Figure contents as structured data:
▶

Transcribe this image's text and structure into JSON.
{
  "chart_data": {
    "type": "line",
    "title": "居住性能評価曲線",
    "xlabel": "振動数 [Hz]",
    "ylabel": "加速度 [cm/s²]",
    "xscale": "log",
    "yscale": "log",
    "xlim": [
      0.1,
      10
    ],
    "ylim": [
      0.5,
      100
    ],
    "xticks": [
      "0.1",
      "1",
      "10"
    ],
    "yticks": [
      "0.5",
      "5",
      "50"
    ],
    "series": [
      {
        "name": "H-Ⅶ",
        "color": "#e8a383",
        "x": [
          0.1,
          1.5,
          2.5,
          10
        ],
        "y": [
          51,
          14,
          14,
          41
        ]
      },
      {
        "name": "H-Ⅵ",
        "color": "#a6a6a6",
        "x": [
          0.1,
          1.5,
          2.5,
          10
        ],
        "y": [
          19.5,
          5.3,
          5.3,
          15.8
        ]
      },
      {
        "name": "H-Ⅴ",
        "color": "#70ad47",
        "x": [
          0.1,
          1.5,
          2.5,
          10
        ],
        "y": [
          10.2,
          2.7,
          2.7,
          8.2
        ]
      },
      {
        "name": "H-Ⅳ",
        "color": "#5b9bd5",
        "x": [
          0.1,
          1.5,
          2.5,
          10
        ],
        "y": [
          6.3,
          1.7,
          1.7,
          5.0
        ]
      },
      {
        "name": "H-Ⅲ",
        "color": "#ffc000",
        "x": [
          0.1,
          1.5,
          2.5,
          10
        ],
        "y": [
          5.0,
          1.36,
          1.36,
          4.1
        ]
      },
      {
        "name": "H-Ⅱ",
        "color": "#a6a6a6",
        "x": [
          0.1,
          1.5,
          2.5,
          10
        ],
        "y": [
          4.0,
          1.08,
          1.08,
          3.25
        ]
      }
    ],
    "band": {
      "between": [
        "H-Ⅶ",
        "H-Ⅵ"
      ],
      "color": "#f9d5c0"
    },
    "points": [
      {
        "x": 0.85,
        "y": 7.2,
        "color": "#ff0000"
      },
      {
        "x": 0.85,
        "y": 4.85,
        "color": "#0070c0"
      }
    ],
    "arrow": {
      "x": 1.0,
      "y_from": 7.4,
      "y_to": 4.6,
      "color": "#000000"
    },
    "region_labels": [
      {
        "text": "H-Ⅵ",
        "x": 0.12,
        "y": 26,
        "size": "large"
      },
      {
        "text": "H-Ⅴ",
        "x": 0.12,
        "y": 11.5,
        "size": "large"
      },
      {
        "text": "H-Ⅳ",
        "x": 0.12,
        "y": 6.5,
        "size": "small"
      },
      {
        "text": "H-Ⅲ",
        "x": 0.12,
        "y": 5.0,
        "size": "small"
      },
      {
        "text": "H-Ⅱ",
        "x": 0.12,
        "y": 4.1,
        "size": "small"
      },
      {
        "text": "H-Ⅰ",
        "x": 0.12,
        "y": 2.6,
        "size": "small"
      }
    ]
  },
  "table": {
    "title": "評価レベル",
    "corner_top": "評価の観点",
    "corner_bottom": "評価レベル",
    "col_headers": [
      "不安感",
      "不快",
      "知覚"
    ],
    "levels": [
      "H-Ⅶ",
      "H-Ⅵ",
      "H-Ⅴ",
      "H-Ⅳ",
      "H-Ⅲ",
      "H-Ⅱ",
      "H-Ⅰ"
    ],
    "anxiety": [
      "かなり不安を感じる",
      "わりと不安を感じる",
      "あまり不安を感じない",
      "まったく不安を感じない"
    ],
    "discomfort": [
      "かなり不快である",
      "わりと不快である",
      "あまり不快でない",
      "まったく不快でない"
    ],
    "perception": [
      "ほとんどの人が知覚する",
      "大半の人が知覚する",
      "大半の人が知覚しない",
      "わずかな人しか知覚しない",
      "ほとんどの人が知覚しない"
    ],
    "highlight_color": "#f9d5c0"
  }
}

◀

- **REQUIRED TASK**:
Write out the entries above once more, without altering anything.

- **EXPECTED OUTPUT**:
Transcribe this image's text and structure into JSON.
{
  "chart_data": {
    "type": "line",
    "title": "居住性能評価曲線",
    "xlabel": "振動数 [Hz]",
    "ylabel": "加速度 [cm/s²]",
    "xscale": "log",
    "yscale": "log",
    "xlim": [
      0.1,
      10
    ],
    "ylim": [
      0.5,
      100
    ],
    "xticks": [
      "0.1",
      "1",
      "10"
    ],
    "yticks": [
      "0.5",
      "5",
      "50"
    ],
    "series": [
      {
        "name": "H-Ⅶ",
        "color": "#e8a383",
        "x": [
          0.1,
          1.5,
          2.5,
          10
        ],
        "y": [
          51,
          14,
          14,
          41
        ]
      },
      {
        "name": "H-Ⅵ",
        "color": "#a6a6a6",
        "x": [
          0.1,
          1.5,
          2.5,
          10
        ],
        "y": [
          19.5,
          5.3,
          5.3,
          15.8
        ]
      },
      {
        "name": "H-Ⅴ",
        "color": "#70ad47",
        "x": [
          0.1,
          1.5,
          2.5,
          10
        ],
        "y": [
          10.2,
          2.7,
          2.7,
          8.2
        ]
      },
      {
        "name": "H-Ⅳ",
        "color": "#5b9bd5",
        "x": [
          0.1,
          1.5,
          2.5,
          10
        ],
        "y": [
          6.3,
          1.7,
          1.7,
          5.0
        ]
      },
      {
        "name": "H-Ⅲ",
        "color": "#ffc000",
        "x": [
          0.1,
          1.5,
          2.5,
          10
        ],
        "y": [
          5.0,
          1.36,
          1.36,
          4.1
        ]
      },
      {
        "name": "H-Ⅱ",
        "color": "#a6a6a6",
        "x": [
          0.1,
          1.5,
          2.5,
          10
        ],
        "y": [
          4.0,
          1.08,
          1.08,
          3.25
        ]
      }
    ],
    "band": {
      "between": [
        "H-Ⅶ",
        "H-Ⅵ"
      ],
      "color": "#f9d5c0"
    },
    "points": [
      {
        "x": 0.85,
        "y": 7.2,
        "color": "#ff0000"
      },
      {
        "x": 0.85,
        "y": 4.85,
        "color": "#0070c0"
      }
    ],
    "arrow": {
      "x": 1.0,
      "y_from": 7.4,
      "y_to": 4.6,
      "color": "#000000"
    },
    "region_labels": [
      {
        "text": "H-Ⅵ",
        "x": 0.12,
        "y": 26,
        "size": "large"
      },
      {
        "text": "H-Ⅴ",
        "x": 0.12,
        "y": 11.5,
        "size": "large"
      },
      {
        "text": "H-Ⅳ",
        "x": 0.12,
        "y": 6.5,
        "size": "small"
      },
      {
        "text": "H-Ⅲ",
        "x": 0.12,
        "y": 5.0,
        "size": "small"
      },
      {
        "text": "H-Ⅱ",
        "x": 0.12,
        "y": 4.1,
        "size": "small"
      },
      {
        "text": "H-Ⅰ",
        "x": 0.12,
        "y": 2.6,
        "size": "small"
      }
    ]
  },
  "table": {
    "title": "評価レベル",
    "corner_top": "評価の観点",
    "corner_bottom": "評価レベル",
    "col_headers": [
      "不安感",
      "不快",
      "知覚"
    ],
    "levels": [
      "H-Ⅶ",
      "H-Ⅵ",
      "H-Ⅴ",
      "H-Ⅳ",
      "H-Ⅲ",
      "H-Ⅱ",
      "H-Ⅰ"
    ],
    "anxiety": [
      "かなり不安を感じる",
      "わりと不安を感じる",
      "あまり不安を感じない",
      "まったく不安を感じない"
    ],
    "discomfort": [
      "かなり不快である",
      "わりと不快である",
      "あまり不快でない",
      "まったく不快でない"
    ],
    "perception": [
      "ほとんどの人が知覚する",
      "大半の人が知覚する",
      "大半の人が知覚しない",
      "わずかな人しか知覚しない",
      "ほとんどの人が知覚しない"
    ],
    "highlight_color": "#f9d5c0"
  }
}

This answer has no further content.